### [DIRECTIONS FOR THIS TASK]
Quote the full listing word for word.
=-=-=-=-=
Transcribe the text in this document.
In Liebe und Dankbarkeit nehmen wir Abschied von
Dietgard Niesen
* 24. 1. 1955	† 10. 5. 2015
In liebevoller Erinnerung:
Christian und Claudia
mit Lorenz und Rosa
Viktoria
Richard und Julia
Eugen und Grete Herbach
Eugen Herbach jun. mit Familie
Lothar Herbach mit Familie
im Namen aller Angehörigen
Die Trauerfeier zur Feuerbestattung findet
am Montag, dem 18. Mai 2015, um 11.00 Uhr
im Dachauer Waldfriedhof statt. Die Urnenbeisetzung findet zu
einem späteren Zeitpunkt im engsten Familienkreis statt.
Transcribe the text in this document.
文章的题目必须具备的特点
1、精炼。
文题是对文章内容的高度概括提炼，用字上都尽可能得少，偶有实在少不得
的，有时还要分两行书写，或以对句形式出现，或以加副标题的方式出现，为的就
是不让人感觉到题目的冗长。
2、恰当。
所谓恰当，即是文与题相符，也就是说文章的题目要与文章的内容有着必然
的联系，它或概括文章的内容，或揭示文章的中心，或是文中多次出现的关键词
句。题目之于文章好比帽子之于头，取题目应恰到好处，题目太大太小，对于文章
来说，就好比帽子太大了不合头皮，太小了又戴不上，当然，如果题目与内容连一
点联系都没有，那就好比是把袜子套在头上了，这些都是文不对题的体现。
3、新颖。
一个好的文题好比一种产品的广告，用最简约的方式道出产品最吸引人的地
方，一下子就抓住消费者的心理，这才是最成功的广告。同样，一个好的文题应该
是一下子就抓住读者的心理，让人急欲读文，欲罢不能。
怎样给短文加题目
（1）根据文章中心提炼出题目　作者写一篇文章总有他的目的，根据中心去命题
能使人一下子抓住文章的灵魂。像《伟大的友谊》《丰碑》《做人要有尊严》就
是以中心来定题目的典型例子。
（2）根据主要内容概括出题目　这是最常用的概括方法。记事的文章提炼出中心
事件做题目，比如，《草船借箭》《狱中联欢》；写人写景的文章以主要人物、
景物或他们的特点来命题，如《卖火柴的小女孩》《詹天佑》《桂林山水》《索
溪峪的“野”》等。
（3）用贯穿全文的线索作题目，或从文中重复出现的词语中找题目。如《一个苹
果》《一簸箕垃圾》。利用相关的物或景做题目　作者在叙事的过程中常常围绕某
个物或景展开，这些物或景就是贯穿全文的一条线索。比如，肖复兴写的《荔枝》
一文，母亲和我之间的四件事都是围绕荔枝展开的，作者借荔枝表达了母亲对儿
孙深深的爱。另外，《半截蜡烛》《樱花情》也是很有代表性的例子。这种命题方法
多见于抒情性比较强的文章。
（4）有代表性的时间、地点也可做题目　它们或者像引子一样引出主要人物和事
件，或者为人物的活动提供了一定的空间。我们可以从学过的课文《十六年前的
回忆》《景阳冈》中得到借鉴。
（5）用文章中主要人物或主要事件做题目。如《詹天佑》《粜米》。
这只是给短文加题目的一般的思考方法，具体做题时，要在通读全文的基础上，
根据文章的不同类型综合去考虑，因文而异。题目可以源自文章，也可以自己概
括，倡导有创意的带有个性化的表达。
=-=-=-=-=
### [ANSWER TO THE EXERCISE]
Transcribe the text in this document.
In Liebe und Dankbarkeit nehmen wir Abschied von
Dietgard Niesen
* 24. 1. 1955	† 10. 5. 2015
In liebevoller Erinnerung:
Christian und Claudia
mit Lorenz und Rosa
Viktoria
Richard und Julia
Eugen und Grete Herbach
Eugen Herbach jun. mit Familie
Lothar Herbach mit Familie
im Namen aller Angehörigen
Die Trauerfeier zur Feuerbestattung findet
am Montag, dem 18. Mai 2015, um 11.00 Uhr
im Dachauer Waldfriedhof statt. Die Urnenbeisetzung findet zu
einem späteren Zeitpunkt im engsten Familienkreis statt.
Transcribe the text in this document.
文章的题目必须具备的特点
1、精炼。
文题是对文章内容的高度概括提炼，用字上都尽可能得少，偶有实在少不得
的，有时还要分两行书写，或以对句形式出现，或以加副标题的方式出现，为的就
是不让人感觉到题目的冗长。
2、恰当。
所谓恰当，即是文与题相符，也就是说文章的题目要与文章的内容有着必然
的联系，它或概括文章的内容，或揭示文章的中心，或是文中多次出现的关键词
句。题目之于文章好比帽子之于头，取题目应恰到好处，题目太大太小，对于文章
来说，就好比帽子太大了不合头皮，太小了又戴不上，当然，如果题目与内容连一
点联系都没有，那就好比是把袜子套在头上了，这些都是文不对题的体现。
3、新颖。
一个好的文题好比一种产品的广告，用最简约的方式道出产品最吸引人的地
方，一下子就抓住消费者的心理，这才是最成功的广告。同样，一个好的文题应该
是一下子就抓住读者的心理，让人急欲读文，欲罢不能。
怎样给短文加题目
（1）根据文章中心提炼出题目　作者写一篇文章总有他的目的，根据中心去命题
能使人一下子抓住文章的灵魂。像《伟大的友谊》《丰碑》《做人要有尊严》就
是以中心来定题目的典型例子。
（2）根据主要内容概括出题目　这是最常用的概括方法。记事的文章提炼出中心
事件做题目，比如，《草船借箭》《狱中联欢》；写人写景的文章以主要人物、
景物或他们的特点来命题，如《卖火柴的小女孩》《詹天佑》《桂林山水》《索
溪峪的“野”》等。
（3）用贯穿全文的线索作题目，或从文中重复出现的词语中找题目。如《一个苹
果》《一簸箕垃圾》。利用相关的物或景做题目　作者在叙事的过程中常常围绕某
个物或景展开，这些物或景就是贯穿全文的一条线索。比如，肖复兴写的《荔枝》
一文，母亲和我之间的四件事都是围绕荔枝展开的，作者借荔枝表达了母亲对儿
孙深深的爱。另外，《半截蜡烛》《樱花情》也是很有代表性的例子。这种命题方法
多见于抒情性比较强的文章。
（4）有代表性的时间、地点也可做题目　它们或者像引子一样引出主要人物和事
件，或者为人物的活动提供了一定的空间。我们可以从学过的课文《十六年前的
回忆》《景阳冈》中得到借鉴。
（5）用文章中主要人物或主要事件做题目。如《詹天佑》《粜米》。
这只是给短文加题目的一般的思考方法，具体做题时，要在通读全文的基础上，
根据文章的不同类型综合去考虑，因文而异。题目可以源自文章，也可以自己概
括，倡导有创意的带有个性化的表达。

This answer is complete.